# WHAT THE EXERCISE ASKS
Transcribe every entry word for word, leaving out all images.

# Figure data in JSON
:::

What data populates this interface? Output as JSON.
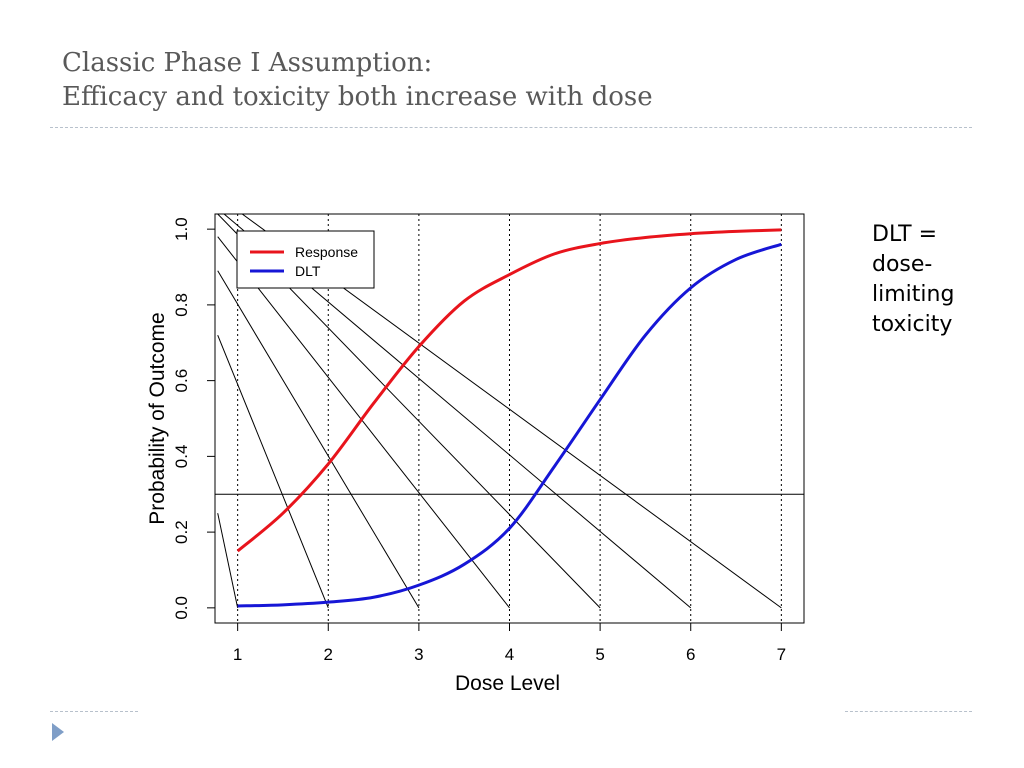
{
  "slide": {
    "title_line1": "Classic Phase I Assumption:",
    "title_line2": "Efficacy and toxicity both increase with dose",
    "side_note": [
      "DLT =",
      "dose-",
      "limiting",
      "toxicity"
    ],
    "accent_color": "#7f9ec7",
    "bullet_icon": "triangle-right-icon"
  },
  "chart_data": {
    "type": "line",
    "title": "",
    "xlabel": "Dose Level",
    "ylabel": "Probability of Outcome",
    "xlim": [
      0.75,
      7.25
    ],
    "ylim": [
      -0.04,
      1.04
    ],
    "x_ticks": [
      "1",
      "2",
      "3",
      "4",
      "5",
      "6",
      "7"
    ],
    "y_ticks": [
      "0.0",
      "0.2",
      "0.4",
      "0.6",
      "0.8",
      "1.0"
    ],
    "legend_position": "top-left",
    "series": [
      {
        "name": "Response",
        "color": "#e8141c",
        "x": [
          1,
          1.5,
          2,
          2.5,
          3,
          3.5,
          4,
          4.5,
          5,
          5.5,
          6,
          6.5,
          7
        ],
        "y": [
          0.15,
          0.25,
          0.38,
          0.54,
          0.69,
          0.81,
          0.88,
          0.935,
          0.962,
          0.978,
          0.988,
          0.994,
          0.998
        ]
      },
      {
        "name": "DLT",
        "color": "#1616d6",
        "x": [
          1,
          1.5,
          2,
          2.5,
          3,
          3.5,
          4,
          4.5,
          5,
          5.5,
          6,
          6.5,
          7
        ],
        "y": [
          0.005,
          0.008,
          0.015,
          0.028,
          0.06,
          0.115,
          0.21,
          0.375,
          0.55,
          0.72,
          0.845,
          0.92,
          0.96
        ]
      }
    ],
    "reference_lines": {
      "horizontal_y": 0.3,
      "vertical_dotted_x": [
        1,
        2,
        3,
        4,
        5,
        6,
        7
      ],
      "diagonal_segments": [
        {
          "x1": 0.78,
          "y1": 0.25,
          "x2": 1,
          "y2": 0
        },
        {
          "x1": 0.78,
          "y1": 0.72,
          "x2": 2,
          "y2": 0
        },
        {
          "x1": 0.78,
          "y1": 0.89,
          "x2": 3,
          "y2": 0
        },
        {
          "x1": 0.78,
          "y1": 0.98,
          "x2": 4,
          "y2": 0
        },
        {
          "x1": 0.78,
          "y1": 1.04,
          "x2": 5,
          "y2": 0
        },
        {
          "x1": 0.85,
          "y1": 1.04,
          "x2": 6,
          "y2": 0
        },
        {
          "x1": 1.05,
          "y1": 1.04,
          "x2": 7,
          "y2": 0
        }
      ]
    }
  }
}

:::

# WRITTEN REPLY
What data populates this interface? Output as JSON.
{
  "slide": {
    "title_line1": "Classic Phase I Assumption:",
    "title_line2": "Efficacy and toxicity both increase with dose",
    "side_note": [
      "DLT =",
      "dose-",
      "limiting",
      "toxicity"
    ],
    "accent_color": "#7f9ec7",
    "bullet_icon": "triangle-right-icon"
  },
  "chart_data": {
    "type": "line",
    "title": "",
    "xlabel": "Dose Level",
    "ylabel": "Probability of Outcome",
    "xlim": [
      0.75,
      7.25
    ],
    "ylim": [
      -0.04,
      1.04
    ],
    "x_ticks": [
      "1",
      "2",
      "3",
      "4",
      "5",
      "6",
      "7"
    ],
    "y_ticks": [
      "0.0",
      "0.2",
      "0.4",
      "0.6",
      "0.8",
      "1.0"
    ],
    "legend_position": "top-left",
    "series": [
      {
        "name": "Response",
        "color": "#e8141c",
        "x": [
          1,
          1.5,
          2,
          2.5,
          3,
          3.5,
          4,
          4.5,
          5,
          5.5,
          6,
          6.5,
          7
        ],
        "y": [
          0.15,
          0.25,
          0.38,
          0.54,
          0.69,
          0.81,
          0.88,
          0.935,
          0.962,
          0.978,
          0.988,
          0.994,
          0.998
        ]
      },
      {
        "name": "DLT",
        "color": "#1616d6",
        "x": [
          1,
          1.5,
          2,
          2.5,
          3,
          3.5,
          4,
          4.5,
          5,
          5.5,
          6,
          6.5,
          7
        ],
        "y": [
          0.005,
          0.008,
          0.015,
          0.028,
          0.06,
          0.115,
          0.21,
          0.375,
          0.55,
          0.72,
          0.845,
          0.92,
          0.96
        ]
      }
    ],
    "reference_lines": {
      "horizontal_y": 0.3,
      "vertical_dotted_x": [
        1,
        2,
        3,
        4,
        5,
        6,
        7
      ],
      "diagonal_segments": [
        {
          "x1": 0.78,
          "y1": 0.25,
          "x2": 1,
          "y2": 0
        },
        {
          "x1": 0.78,
          "y1": 0.72,
          "x2": 2,
          "y2": 0
        },
        {
          "x1": 0.78,
          "y1": 0.89,
          "x2": 3,
          "y2": 0
        },
        {
          "x1": 0.78,
          "y1": 0.98,
          "x2": 4,
          "y2": 0
        },
        {
          "x1": 0.78,
          "y1": 1.04,
          "x2": 5,
          "y2": 0
        },
        {
          "x1": 0.85,
          "y1": 1.04,
          "x2": 6,
          "y2": 0
        },
        {
          "x1": 1.05,
          "y1": 1.04,
          "x2": 7,
          "y2": 0
        }
      ]
    }
  }
}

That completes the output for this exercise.